What you have to do –
Scan the lines below for the word "goats". Copy each line you find it in.

=====

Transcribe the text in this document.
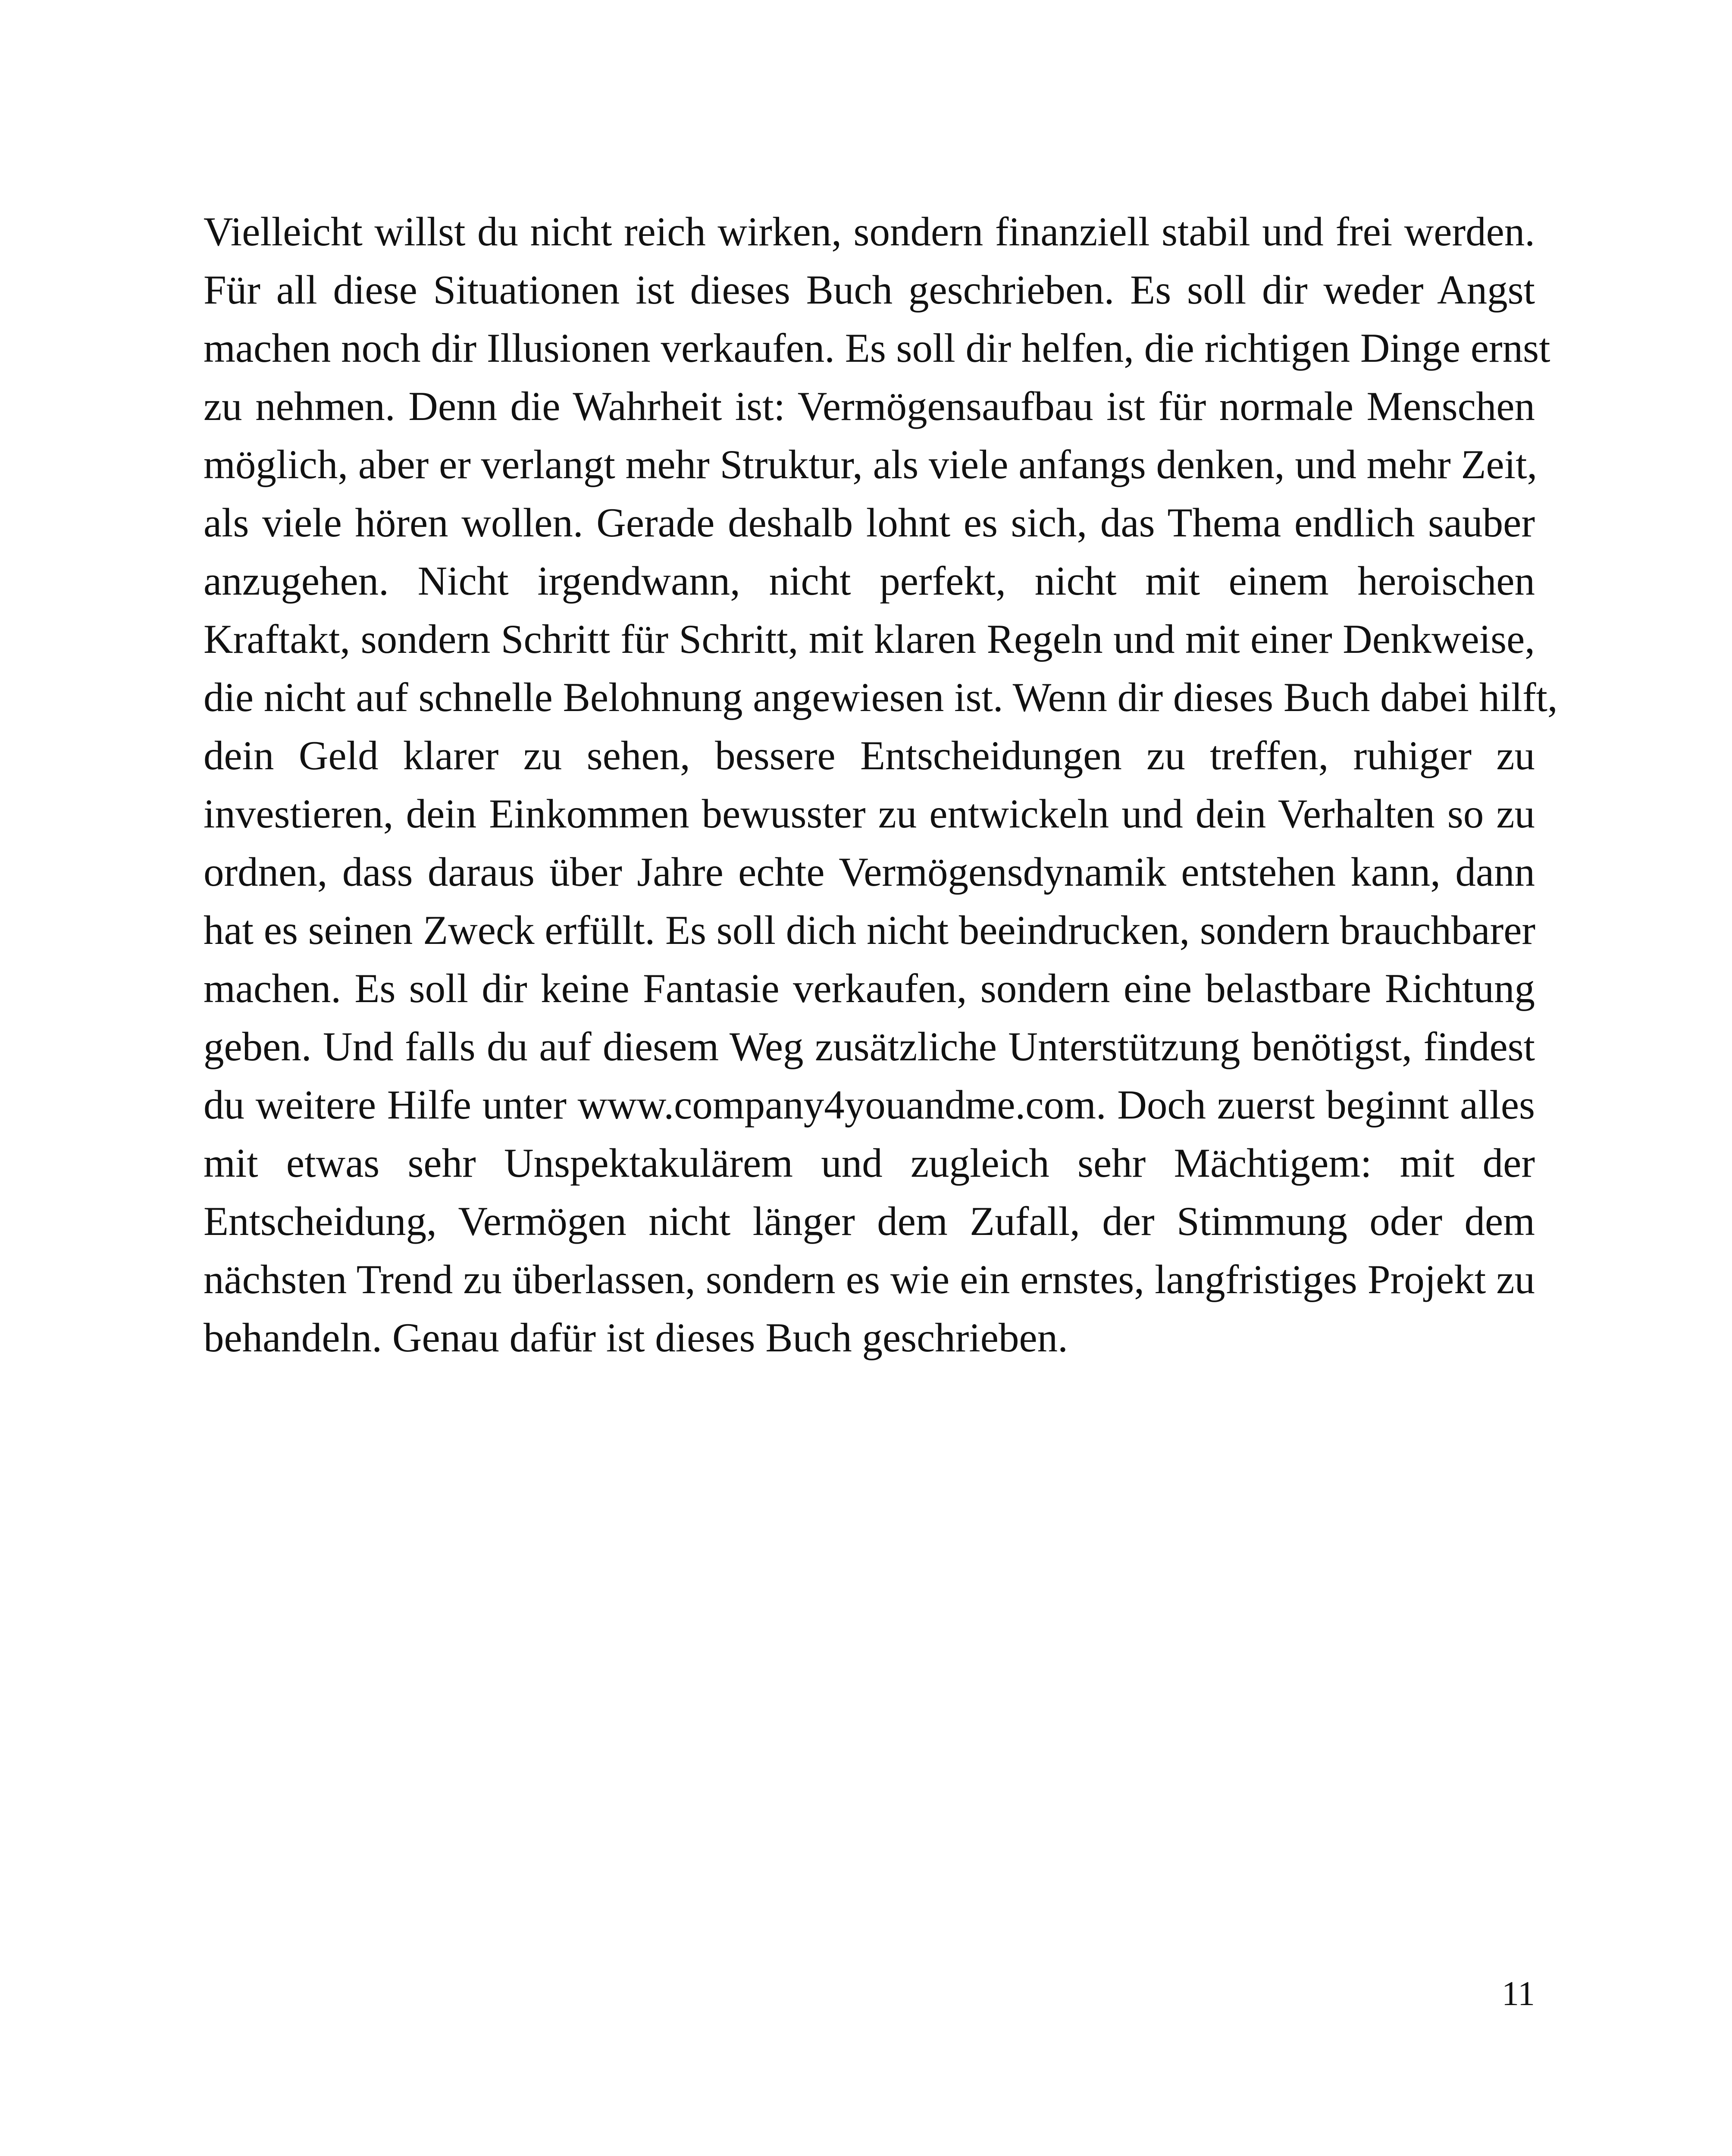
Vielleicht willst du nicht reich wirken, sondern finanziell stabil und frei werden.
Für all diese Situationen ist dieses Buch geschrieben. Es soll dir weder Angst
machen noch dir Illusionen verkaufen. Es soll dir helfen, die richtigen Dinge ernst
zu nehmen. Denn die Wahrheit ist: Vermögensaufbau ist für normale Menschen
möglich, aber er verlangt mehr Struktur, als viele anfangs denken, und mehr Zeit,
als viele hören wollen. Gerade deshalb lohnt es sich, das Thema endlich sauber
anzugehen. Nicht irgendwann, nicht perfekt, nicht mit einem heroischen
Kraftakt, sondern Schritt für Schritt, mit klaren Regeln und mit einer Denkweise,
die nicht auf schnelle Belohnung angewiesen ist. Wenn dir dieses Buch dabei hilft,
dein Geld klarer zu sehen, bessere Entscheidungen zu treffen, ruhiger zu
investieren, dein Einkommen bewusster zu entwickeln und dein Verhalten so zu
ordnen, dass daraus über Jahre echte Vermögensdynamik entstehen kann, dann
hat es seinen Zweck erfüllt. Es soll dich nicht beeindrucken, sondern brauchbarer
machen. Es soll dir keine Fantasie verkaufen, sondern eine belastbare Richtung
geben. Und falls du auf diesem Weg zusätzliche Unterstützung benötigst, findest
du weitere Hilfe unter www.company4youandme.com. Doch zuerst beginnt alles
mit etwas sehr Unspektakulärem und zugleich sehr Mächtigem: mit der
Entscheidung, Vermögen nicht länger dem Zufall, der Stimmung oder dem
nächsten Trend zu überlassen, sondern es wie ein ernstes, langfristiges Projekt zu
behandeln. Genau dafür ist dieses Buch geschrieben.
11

=====

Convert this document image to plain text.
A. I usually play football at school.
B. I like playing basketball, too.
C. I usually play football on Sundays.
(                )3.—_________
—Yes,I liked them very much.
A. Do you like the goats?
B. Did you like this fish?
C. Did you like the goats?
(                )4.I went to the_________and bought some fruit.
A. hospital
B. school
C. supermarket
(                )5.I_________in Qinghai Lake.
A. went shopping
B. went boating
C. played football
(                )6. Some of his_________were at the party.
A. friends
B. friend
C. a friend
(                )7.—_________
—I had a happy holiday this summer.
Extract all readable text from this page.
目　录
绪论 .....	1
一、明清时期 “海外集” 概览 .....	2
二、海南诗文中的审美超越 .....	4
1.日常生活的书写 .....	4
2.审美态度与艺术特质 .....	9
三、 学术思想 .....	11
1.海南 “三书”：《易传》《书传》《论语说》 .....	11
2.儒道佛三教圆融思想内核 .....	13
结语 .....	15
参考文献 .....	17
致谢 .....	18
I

=====

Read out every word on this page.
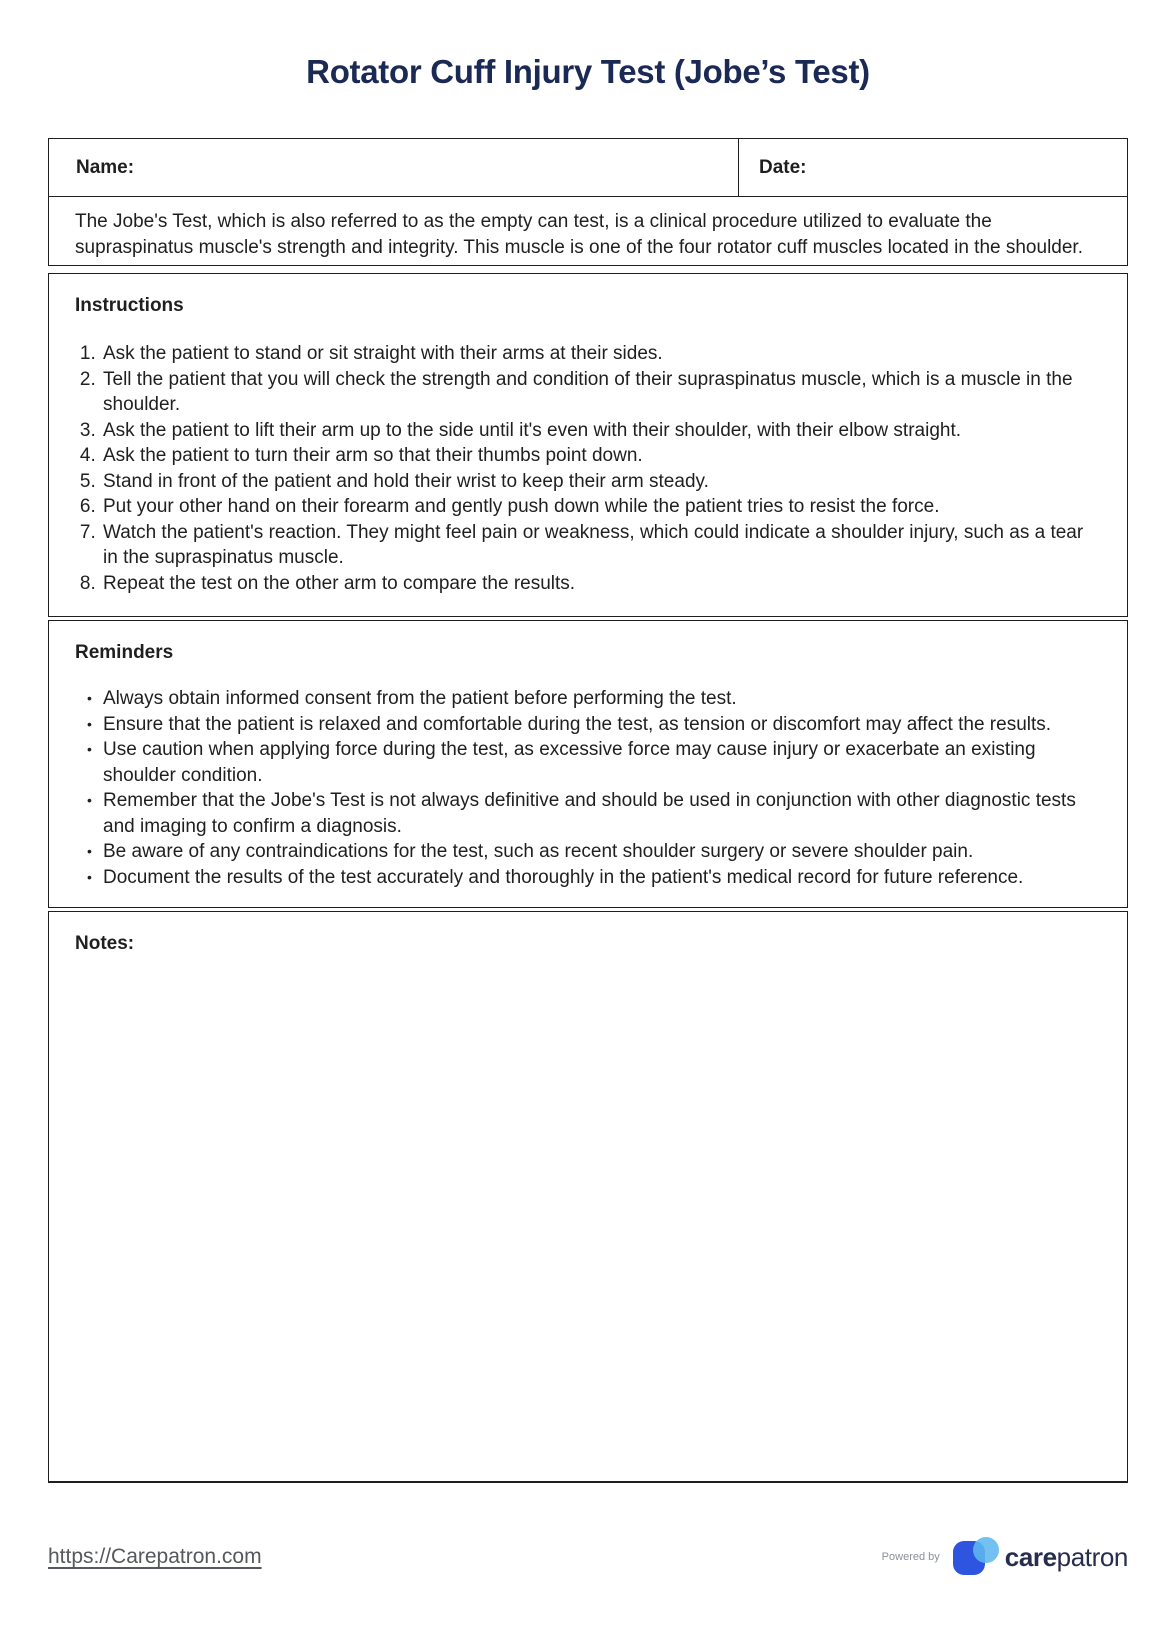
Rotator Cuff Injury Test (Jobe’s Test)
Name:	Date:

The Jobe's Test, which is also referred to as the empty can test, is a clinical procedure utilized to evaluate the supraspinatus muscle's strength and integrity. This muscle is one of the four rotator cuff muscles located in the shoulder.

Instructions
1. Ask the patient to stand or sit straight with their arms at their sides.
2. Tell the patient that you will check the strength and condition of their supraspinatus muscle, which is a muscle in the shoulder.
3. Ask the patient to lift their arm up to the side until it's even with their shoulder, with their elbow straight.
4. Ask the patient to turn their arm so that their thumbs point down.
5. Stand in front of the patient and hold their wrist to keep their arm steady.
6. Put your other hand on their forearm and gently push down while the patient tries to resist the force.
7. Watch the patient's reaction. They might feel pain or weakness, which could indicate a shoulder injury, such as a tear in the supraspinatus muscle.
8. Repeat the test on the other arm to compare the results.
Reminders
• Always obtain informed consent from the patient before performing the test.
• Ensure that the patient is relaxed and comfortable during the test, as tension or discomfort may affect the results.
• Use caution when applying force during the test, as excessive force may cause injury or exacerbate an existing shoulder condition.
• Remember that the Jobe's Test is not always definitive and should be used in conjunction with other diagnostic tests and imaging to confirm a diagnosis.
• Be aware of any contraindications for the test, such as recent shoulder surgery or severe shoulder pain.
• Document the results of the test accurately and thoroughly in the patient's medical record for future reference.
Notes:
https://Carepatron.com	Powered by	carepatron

=====

Result of the task –
A. Do you like the goats?
C. Did you like the goats?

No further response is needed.